## Records excerpted from a collection

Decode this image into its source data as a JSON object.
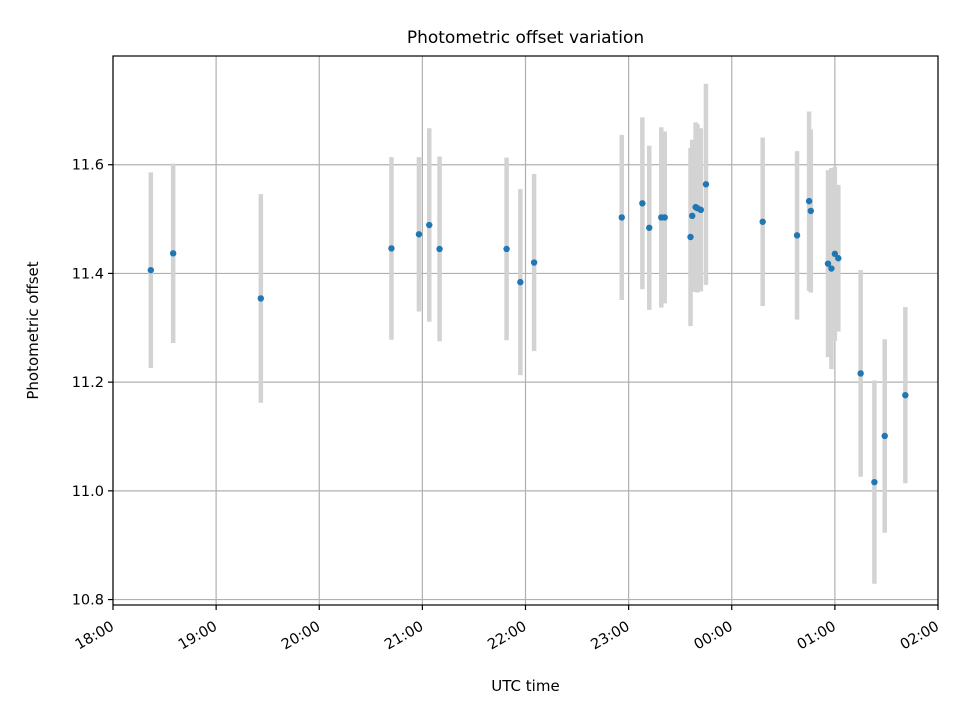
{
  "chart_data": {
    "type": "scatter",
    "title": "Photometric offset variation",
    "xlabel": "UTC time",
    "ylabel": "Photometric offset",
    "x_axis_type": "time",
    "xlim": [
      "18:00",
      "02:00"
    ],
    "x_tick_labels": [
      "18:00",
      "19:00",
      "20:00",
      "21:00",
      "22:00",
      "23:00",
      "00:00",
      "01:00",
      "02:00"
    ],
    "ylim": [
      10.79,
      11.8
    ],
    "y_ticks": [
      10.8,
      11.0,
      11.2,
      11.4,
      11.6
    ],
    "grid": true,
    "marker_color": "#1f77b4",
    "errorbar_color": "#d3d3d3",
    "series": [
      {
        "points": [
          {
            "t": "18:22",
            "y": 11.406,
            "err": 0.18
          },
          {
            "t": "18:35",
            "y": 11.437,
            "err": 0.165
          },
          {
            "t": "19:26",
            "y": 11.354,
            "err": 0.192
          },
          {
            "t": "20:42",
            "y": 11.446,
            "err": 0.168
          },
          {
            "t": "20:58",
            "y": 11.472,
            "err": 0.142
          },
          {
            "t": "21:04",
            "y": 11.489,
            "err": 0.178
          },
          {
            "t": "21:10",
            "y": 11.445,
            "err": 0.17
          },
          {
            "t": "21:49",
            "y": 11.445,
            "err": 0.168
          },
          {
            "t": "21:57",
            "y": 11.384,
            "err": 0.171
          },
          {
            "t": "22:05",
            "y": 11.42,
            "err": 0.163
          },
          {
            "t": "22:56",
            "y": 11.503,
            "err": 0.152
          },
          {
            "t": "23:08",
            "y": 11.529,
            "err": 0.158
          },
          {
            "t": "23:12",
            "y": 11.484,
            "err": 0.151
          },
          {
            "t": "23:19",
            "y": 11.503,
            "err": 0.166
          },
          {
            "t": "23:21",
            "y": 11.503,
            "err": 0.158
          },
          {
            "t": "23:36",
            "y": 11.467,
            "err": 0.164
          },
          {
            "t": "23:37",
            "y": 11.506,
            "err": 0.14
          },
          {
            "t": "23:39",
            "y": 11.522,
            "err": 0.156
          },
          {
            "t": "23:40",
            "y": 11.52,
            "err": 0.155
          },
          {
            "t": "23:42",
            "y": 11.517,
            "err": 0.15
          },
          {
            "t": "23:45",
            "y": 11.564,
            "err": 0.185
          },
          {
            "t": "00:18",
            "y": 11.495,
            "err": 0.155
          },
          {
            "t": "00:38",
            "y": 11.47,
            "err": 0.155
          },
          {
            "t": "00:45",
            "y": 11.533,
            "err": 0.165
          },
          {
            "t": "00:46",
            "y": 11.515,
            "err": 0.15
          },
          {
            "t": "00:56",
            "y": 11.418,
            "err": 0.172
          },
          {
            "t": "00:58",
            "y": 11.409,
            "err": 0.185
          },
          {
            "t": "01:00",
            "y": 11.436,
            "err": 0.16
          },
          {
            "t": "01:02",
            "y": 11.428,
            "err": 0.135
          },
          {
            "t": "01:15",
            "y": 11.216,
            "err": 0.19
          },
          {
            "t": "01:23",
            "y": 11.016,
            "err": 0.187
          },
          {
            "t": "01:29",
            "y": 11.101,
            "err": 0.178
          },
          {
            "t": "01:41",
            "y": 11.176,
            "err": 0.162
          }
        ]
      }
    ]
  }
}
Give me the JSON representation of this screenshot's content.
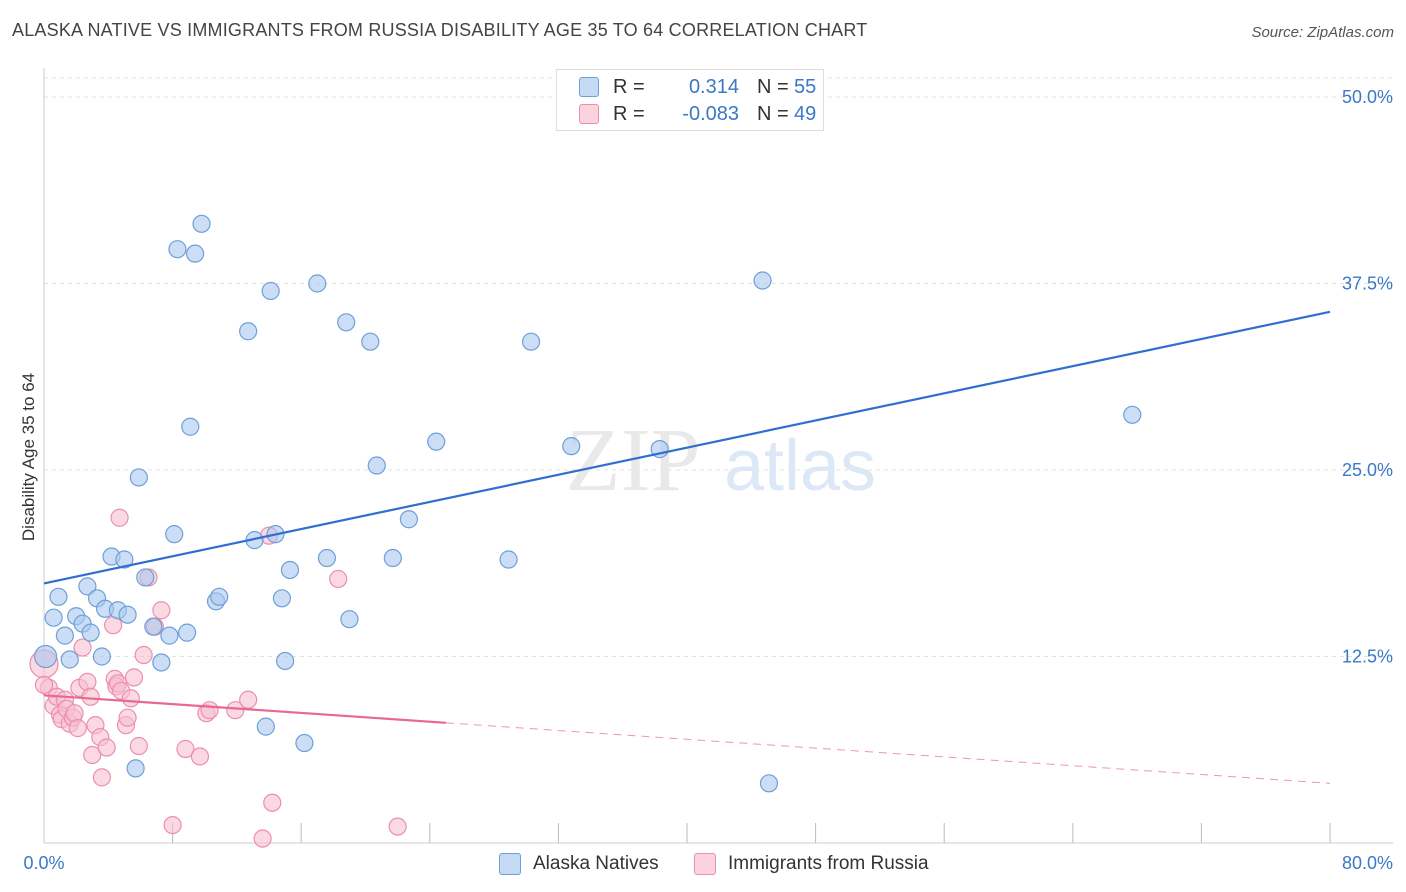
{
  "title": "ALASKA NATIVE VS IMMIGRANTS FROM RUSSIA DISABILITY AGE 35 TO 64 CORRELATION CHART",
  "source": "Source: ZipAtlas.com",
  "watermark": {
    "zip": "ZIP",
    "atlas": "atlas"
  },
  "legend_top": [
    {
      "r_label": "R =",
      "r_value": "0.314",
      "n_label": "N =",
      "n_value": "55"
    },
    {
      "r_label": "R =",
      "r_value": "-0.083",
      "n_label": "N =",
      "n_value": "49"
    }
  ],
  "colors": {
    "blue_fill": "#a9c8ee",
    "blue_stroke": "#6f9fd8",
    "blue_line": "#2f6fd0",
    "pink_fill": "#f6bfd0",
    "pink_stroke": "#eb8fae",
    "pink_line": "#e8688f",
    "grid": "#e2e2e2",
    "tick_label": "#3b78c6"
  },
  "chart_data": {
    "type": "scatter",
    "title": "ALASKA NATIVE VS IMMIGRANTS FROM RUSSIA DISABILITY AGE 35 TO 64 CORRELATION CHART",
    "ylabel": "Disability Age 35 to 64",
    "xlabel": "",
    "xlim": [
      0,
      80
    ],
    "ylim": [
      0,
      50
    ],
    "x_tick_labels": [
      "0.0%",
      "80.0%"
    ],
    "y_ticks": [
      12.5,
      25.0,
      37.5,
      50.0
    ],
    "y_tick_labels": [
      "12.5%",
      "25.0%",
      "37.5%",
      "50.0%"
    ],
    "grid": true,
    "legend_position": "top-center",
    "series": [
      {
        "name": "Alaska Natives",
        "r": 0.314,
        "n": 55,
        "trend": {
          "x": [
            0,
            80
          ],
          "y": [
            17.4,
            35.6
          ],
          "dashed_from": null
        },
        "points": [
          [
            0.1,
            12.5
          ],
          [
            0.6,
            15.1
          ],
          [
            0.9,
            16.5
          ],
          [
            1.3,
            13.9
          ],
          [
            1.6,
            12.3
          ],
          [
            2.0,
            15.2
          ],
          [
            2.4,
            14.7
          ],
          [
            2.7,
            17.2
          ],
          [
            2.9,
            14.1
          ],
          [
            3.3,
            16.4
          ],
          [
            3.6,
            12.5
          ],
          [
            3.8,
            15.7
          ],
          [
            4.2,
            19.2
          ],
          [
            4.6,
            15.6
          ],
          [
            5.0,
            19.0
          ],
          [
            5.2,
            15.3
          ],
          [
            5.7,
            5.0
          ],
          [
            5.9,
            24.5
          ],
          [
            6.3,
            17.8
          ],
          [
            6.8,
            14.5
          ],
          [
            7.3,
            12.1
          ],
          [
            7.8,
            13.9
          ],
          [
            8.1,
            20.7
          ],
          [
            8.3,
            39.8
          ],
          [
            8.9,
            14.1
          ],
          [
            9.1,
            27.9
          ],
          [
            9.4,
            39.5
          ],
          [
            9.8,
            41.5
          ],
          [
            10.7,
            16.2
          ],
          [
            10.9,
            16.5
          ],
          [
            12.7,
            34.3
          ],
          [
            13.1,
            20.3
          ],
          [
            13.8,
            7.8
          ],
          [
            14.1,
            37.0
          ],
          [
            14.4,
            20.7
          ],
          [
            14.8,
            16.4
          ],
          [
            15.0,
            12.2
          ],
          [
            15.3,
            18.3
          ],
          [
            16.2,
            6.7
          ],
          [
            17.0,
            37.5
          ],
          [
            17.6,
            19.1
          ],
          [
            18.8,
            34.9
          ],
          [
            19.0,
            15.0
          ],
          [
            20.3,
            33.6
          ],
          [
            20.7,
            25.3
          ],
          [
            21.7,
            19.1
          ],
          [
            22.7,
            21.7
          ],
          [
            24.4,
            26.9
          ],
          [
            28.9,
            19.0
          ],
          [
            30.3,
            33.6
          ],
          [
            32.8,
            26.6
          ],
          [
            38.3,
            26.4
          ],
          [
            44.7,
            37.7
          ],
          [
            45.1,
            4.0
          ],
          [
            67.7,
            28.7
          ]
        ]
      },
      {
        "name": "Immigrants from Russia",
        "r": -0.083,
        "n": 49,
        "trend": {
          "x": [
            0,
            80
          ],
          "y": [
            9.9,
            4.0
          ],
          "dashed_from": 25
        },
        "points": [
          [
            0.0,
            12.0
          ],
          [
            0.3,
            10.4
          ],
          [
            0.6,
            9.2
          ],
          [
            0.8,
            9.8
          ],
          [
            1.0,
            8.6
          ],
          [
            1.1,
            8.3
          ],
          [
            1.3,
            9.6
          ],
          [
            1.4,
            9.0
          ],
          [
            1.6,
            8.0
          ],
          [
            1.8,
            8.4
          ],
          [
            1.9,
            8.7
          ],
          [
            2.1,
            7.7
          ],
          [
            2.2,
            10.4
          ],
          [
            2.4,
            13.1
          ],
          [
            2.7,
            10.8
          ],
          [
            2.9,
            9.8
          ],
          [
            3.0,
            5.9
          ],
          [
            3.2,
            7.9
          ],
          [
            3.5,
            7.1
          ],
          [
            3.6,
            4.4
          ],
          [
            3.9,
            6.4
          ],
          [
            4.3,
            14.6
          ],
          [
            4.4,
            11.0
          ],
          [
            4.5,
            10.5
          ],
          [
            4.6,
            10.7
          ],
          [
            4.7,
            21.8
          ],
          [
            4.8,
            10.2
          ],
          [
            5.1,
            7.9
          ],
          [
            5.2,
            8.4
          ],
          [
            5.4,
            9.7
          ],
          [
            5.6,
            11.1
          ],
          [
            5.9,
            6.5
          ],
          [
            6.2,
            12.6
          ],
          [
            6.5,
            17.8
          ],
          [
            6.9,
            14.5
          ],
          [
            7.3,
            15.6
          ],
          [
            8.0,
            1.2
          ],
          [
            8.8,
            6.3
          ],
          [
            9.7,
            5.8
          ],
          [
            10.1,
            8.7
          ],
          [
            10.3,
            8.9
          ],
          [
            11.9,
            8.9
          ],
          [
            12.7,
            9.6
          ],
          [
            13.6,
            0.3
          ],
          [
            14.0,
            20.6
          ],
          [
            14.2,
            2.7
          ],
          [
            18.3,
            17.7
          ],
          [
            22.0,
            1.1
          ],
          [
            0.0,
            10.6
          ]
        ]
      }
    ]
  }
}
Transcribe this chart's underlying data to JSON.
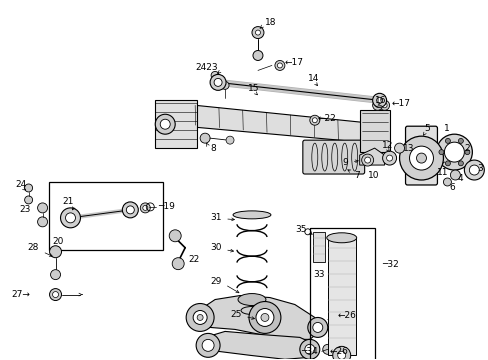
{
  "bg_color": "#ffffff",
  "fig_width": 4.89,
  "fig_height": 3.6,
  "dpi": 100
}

## WORK INSTRUCTIONS
Give back, word for word, every line from the one holding "Transcribe this chart's" through the last line of the listing. Pictures are excluded.

## SOLUTION TO THIS PROBLEM
Transcribe this chart's underlying data to JSON.
{
  "bg_color": "#ffffff",
  "fig_width": 4.89,
  "fig_height": 3.6,
  "dpi": 100
}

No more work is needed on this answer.